[Dataset entries on figures]

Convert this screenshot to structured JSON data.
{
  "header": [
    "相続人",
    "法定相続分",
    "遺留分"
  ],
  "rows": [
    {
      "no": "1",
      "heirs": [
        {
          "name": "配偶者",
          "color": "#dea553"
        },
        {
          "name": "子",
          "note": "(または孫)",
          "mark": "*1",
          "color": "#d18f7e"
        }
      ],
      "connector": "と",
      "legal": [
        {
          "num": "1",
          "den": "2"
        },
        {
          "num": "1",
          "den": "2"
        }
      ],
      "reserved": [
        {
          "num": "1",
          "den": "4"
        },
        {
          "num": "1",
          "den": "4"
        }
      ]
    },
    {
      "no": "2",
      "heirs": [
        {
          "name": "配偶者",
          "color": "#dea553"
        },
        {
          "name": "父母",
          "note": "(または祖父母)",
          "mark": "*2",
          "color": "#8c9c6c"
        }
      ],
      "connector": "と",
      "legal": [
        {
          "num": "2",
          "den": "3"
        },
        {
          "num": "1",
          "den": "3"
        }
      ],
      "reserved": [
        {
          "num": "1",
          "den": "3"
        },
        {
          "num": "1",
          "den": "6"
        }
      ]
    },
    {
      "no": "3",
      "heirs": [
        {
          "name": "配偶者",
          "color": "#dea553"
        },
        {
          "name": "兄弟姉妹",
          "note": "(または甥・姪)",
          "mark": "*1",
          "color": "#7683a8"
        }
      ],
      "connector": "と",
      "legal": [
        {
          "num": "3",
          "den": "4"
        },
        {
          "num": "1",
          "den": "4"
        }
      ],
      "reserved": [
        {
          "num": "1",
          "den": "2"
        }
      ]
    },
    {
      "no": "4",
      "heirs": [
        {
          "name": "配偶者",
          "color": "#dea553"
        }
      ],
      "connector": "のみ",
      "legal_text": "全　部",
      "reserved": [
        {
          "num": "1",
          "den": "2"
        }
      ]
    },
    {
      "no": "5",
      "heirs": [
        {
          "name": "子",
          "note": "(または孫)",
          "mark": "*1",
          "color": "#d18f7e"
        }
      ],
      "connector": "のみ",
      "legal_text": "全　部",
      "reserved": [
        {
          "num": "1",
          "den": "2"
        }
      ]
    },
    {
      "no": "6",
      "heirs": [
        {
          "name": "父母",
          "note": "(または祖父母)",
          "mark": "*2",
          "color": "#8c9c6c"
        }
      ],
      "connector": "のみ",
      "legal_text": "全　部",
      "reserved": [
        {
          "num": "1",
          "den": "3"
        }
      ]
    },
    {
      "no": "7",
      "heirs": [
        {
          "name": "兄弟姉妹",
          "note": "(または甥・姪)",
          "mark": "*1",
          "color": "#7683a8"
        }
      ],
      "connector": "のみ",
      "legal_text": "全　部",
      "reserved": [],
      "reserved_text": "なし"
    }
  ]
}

▶ [To be done] Every entry must be output again, exactly as written above.

▶ [Finished task]
Convert this screenshot to structured JSON data.
{
  "header": [
    "相続人",
    "法定相続分",
    "遺留分"
  ],
  "rows": [
    {
      "no": "1",
      "heirs": [
        {
          "name": "配偶者",
          "color": "#dea553"
        },
        {
          "name": "子",
          "note": "(または孫)",
          "mark": "*1",
          "color": "#d18f7e"
        }
      ],
      "connector": "と",
      "legal": [
        {
          "num": "1",
          "den": "2"
        },
        {
          "num": "1",
          "den": "2"
        }
      ],
      "reserved": [
        {
          "num": "1",
          "den": "4"
        },
        {
          "num": "1",
          "den": "4"
        }
      ]
    },
    {
      "no": "2",
      "heirs": [
        {
          "name": "配偶者",
          "color": "#dea553"
        },
        {
          "name": "父母",
          "note": "(または祖父母)",
          "mark": "*2",
          "color": "#8c9c6c"
        }
      ],
      "connector": "と",
      "legal": [
        {
          "num": "2",
          "den": "3"
        },
        {
          "num": "1",
          "den": "3"
        }
      ],
      "reserved": [
        {
          "num": "1",
          "den": "3"
        },
        {
          "num": "1",
          "den": "6"
        }
      ]
    },
    {
      "no": "3",
      "heirs": [
        {
          "name": "配偶者",
          "color": "#dea553"
        },
        {
          "name": "兄弟姉妹",
          "note": "(または甥・姪)",
          "mark": "*1",
          "color": "#7683a8"
        }
      ],
      "connector": "と",
      "legal": [
        {
          "num": "3",
          "den": "4"
        },
        {
          "num": "1",
          "den": "4"
        }
      ],
      "reserved": [
        {
          "num": "1",
          "den": "2"
        }
      ]
    },
    {
      "no": "4",
      "heirs": [
        {
          "name": "配偶者",
          "color": "#dea553"
        }
      ],
      "connector": "のみ",
      "legal_text": "全　部",
      "reserved": [
        {
          "num": "1",
          "den": "2"
        }
      ]
    },
    {
      "no": "5",
      "heirs": [
        {
          "name": "子",
          "note": "(または孫)",
          "mark": "*1",
          "color": "#d18f7e"
        }
      ],
      "connector": "のみ",
      "legal_text": "全　部",
      "reserved": [
        {
          "num": "1",
          "den": "2"
        }
      ]
    },
    {
      "no": "6",
      "heirs": [
        {
          "name": "父母",
          "note": "(または祖父母)",
          "mark": "*2",
          "color": "#8c9c6c"
        }
      ],
      "connector": "のみ",
      "legal_text": "全　部",
      "reserved": [
        {
          "num": "1",
          "den": "3"
        }
      ]
    },
    {
      "no": "7",
      "heirs": [
        {
          "name": "兄弟姉妹",
          "note": "(または甥・姪)",
          "mark": "*1",
          "color": "#7683a8"
        }
      ],
      "connector": "のみ",
      "legal_text": "全　部",
      "reserved": [],
      "reserved_text": "なし"
    }
  ]
}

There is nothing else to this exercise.